» **Your instructions**
Copy each line in the data that includes the word "Gden".

[Figure content listings]
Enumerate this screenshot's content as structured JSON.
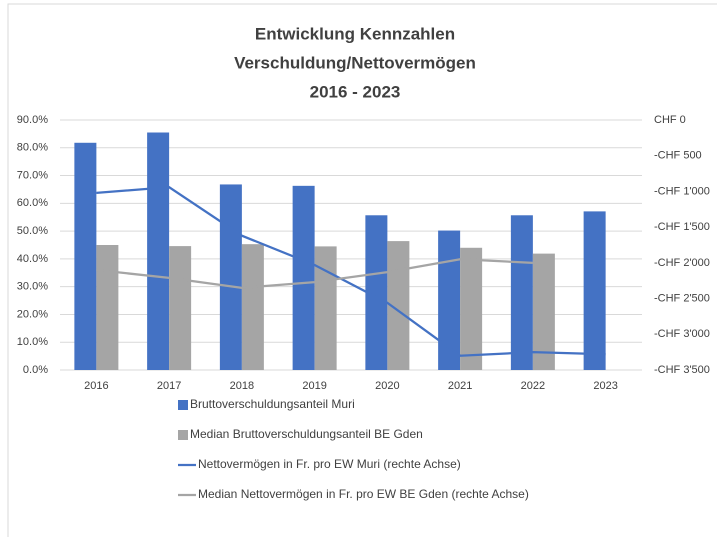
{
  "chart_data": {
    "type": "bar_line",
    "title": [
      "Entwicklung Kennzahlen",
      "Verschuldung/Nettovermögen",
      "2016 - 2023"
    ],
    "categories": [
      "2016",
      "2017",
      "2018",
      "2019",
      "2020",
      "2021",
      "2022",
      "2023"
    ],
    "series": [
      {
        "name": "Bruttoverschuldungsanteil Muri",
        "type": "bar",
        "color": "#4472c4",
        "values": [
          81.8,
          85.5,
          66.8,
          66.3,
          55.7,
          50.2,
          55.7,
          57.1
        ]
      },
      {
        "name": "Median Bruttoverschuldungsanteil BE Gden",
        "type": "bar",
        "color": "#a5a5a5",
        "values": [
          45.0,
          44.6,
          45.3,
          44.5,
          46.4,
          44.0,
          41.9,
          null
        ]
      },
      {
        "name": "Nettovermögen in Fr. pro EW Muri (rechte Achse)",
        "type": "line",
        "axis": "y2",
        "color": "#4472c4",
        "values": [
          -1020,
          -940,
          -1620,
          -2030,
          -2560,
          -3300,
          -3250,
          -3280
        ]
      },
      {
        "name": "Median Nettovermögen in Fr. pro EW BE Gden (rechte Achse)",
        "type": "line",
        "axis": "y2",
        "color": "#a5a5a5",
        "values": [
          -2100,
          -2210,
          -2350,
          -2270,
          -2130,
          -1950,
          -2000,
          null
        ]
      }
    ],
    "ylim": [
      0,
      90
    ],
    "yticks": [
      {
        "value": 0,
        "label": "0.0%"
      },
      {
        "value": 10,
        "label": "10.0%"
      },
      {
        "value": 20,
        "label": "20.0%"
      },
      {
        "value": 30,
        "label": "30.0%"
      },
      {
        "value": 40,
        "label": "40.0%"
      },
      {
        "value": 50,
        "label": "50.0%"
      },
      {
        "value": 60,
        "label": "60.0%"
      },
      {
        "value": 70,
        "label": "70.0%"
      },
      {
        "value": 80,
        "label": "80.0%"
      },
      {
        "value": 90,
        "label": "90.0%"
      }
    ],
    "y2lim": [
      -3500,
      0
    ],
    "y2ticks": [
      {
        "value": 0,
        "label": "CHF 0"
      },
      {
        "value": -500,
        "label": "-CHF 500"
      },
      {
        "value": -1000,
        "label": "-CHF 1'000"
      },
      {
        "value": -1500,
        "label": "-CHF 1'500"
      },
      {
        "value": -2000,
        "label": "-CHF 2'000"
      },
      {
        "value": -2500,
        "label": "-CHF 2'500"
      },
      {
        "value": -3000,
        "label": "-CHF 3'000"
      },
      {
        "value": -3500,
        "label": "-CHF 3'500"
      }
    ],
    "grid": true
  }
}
---
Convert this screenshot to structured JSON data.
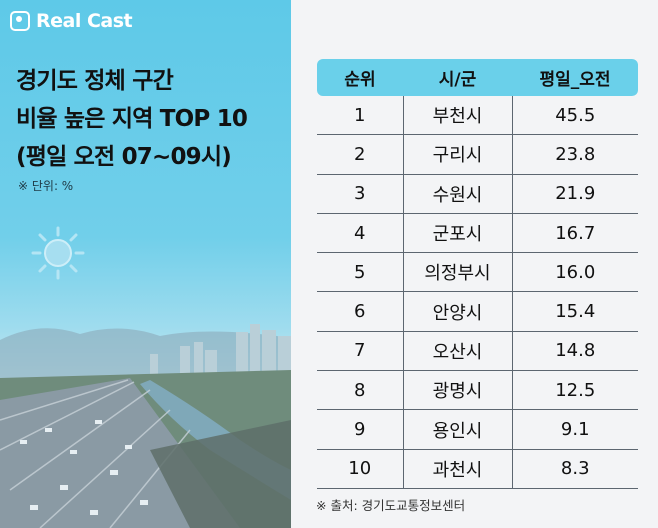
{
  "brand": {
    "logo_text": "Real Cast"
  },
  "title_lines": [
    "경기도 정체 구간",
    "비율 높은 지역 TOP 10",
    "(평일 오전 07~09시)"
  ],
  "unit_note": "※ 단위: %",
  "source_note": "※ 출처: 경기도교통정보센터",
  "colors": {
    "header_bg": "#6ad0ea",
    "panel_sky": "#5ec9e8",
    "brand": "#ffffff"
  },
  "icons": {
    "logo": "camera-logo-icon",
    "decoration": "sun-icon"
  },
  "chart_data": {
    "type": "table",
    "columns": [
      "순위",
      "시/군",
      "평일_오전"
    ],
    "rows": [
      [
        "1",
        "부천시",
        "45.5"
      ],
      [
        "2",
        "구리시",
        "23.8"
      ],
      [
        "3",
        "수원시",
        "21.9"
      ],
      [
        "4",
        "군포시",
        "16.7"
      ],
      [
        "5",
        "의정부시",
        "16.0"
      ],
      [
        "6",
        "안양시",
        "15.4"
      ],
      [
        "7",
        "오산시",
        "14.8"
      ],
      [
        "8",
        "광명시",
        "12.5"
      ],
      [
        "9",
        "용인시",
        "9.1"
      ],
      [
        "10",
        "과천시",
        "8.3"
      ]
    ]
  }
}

» **Correct answer**
        "name": "Median Bruttoverschuldungsanteil BE Gden",
        "name": "Median Nettovermögen in Fr. pro EW BE Gden (rechte Achse)",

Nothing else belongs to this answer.